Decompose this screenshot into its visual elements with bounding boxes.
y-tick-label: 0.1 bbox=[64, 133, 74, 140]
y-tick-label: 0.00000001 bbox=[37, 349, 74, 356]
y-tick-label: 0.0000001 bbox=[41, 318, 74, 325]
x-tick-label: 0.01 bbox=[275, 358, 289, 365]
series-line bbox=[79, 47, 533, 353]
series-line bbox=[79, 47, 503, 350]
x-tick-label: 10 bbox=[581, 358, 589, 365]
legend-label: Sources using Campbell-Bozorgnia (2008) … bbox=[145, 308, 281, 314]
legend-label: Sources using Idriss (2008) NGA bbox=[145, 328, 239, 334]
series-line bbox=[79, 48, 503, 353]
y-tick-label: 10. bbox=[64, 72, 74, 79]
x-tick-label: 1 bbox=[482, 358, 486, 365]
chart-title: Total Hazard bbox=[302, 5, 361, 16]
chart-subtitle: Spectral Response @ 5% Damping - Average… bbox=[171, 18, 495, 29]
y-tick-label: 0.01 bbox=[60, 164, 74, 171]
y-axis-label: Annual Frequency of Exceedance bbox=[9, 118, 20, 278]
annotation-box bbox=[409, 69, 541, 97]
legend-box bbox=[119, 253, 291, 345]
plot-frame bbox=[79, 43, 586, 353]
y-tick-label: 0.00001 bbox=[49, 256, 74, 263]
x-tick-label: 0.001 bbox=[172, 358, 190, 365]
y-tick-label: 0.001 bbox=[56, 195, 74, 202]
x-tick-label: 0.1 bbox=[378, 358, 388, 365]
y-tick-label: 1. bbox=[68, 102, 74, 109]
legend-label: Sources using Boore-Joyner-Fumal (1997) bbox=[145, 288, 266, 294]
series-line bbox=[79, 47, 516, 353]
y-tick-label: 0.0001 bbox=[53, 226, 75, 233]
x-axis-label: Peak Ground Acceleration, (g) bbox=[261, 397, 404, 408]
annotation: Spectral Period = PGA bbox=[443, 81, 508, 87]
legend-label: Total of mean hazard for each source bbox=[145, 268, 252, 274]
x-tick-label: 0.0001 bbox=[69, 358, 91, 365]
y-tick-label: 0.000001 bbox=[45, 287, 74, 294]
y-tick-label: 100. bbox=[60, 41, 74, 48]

● What the exercise asks: Extract every line above verbatim, character for character.

● Exercise response:
Decompose this screenshot into its visual elements with bounding boxes.
y-tick-label: 0.1 bbox=[64, 133, 74, 140]
y-tick-label: 0.00000001 bbox=[37, 349, 74, 356]
y-tick-label: 0.0000001 bbox=[41, 318, 74, 325]
x-tick-label: 0.01 bbox=[275, 358, 289, 365]
series-line bbox=[79, 47, 533, 353]
series-line bbox=[79, 47, 503, 350]
x-tick-label: 10 bbox=[581, 358, 589, 365]
legend-label: Sources using Campbell-Bozorgnia (2008) … bbox=[145, 308, 281, 314]
legend-label: Sources using Idriss (2008) NGA bbox=[145, 328, 239, 334]
series-line bbox=[79, 48, 503, 353]
y-tick-label: 10. bbox=[64, 72, 74, 79]
x-tick-label: 1 bbox=[482, 358, 486, 365]
chart-title: Total Hazard bbox=[302, 5, 361, 16]
chart-subtitle: Spectral Response @ 5% Damping - Average… bbox=[171, 18, 495, 29]
y-tick-label: 0.01 bbox=[60, 164, 74, 171]
y-axis-label: Annual Frequency of Exceedance bbox=[9, 118, 20, 278]
annotation-box bbox=[409, 69, 541, 97]
legend-box bbox=[119, 253, 291, 345]
plot-frame bbox=[79, 43, 586, 353]
y-tick-label: 0.00001 bbox=[49, 256, 74, 263]
x-tick-label: 0.001 bbox=[172, 358, 190, 365]
y-tick-label: 0.001 bbox=[56, 195, 74, 202]
x-tick-label: 0.1 bbox=[378, 358, 388, 365]
y-tick-label: 1. bbox=[68, 102, 74, 109]
legend-label: Sources using Boore-Joyner-Fumal (1997) bbox=[145, 288, 266, 294]
series-line bbox=[79, 47, 516, 353]
y-tick-label: 0.0001 bbox=[53, 226, 75, 233]
x-axis-label: Peak Ground Acceleration, (g) bbox=[261, 397, 404, 408]
annotation: Spectral Period = PGA bbox=[443, 81, 508, 87]
legend-label: Total of mean hazard for each source bbox=[145, 268, 252, 274]
x-tick-label: 0.0001 bbox=[69, 358, 91, 365]
y-tick-label: 0.000001 bbox=[45, 287, 74, 294]
y-tick-label: 100. bbox=[60, 41, 74, 48]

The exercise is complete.